* Directive *
Copy each line of the data below exactly, leaving out pictures.

* Provided records *
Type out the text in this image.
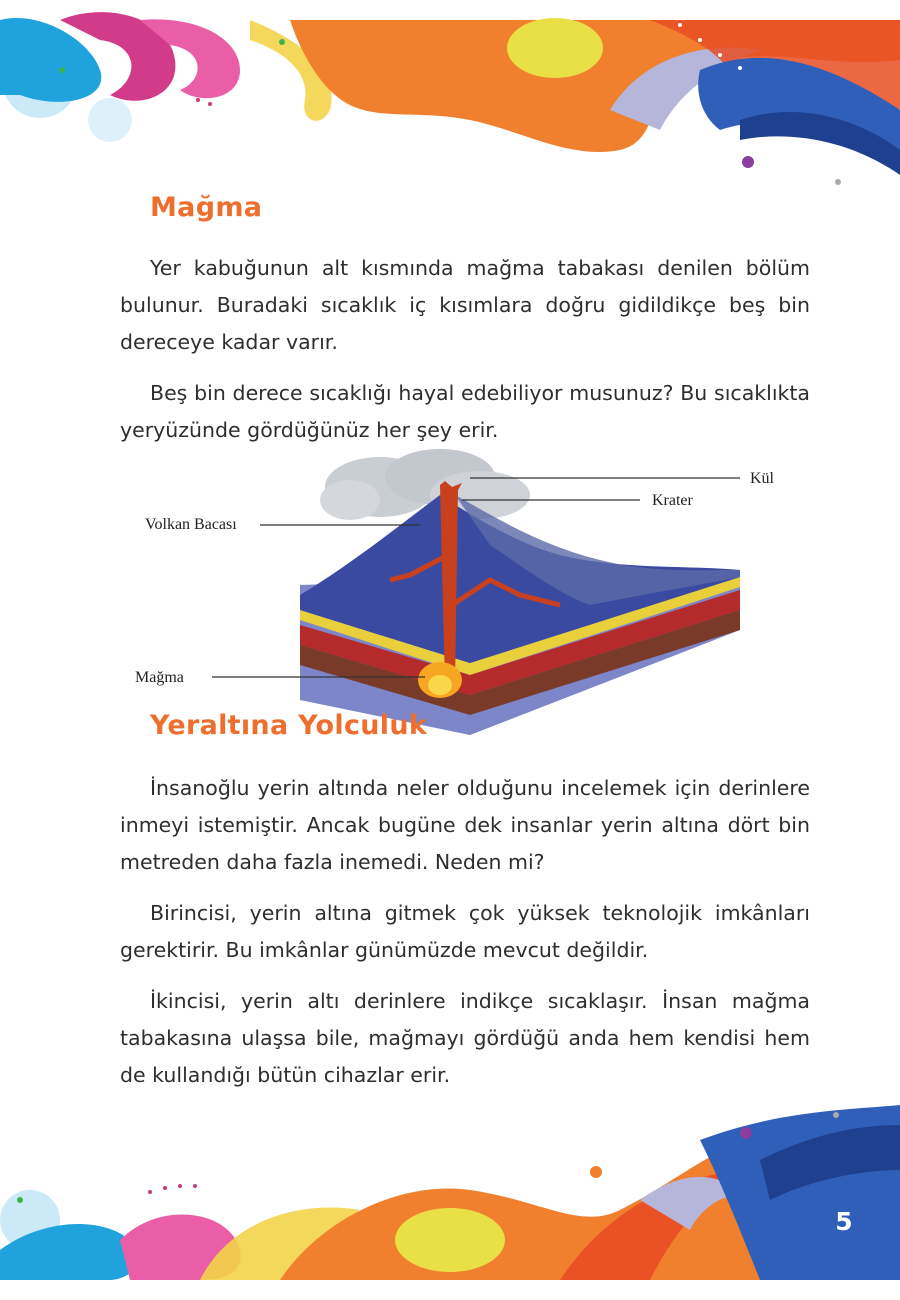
Mağma

Yer kabuğunun alt kısmında mağma tabakası denilen bölüm bulunur. Buradaki sıcaklık iç kısımlara doğru gidildikçe beş bin dereceye kadar varır.

Beş bin derece sıcaklığı hayal edebiliyor musunuz? Bu sıcaklıkta yeryüzünde gördüğünüz her şey erir.

Kül
Krater
Volkan Bacası
Mağma
Yeraltına Yolculuk

İnsanoğlu yerin altında neler olduğunu incelemek için derinlere inmeyi istemiştir. Ancak bugüne dek insanlar yerin altına dört bin metreden daha fazla inemedi. Neden mi?

Birincisi, yerin altına gitmek çok yüksek teknolojik imkânları gerektirir. Bu imkânlar günümüzde mevcut değildir.

İkincisi, yerin altı derinlere indikçe sıcaklaşır. İnsan mağma tabakasına ulaşsa bile, mağmayı gördüğü anda hem kendisi hem de kullandığı bütün cihazlar erir.

5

* Finished task *
Type out the text in this image.
Mağma

Yer kabuğunun alt kısmında mağma tabakası denilen bölüm bulunur. Buradaki sıcaklık iç kısımlara doğru gidildikçe beş bin dereceye kadar varır.

Beş bin derece sıcaklığı hayal edebiliyor musunuz? Bu sıcaklıkta yeryüzünde gördüğünüz her şey erir.

Kül
Krater
Volkan Bacası
Mağma
Yeraltına Yolculuk

İnsanoğlu yerin altında neler olduğunu incelemek için derinlere inmeyi istemiştir. Ancak bugüne dek insanlar yerin altına dört bin metreden daha fazla inemedi. Neden mi?

Birincisi, yerin altına gitmek çok yüksek teknolojik imkânları gerektirir. Bu imkânlar günümüzde mevcut değildir.

İkincisi, yerin altı derinlere indikçe sıcaklaşır. İnsan mağma tabakasına ulaşsa bile, mağmayı gördüğü anda hem kendisi hem de kullandığı bütün cihazlar erir.

5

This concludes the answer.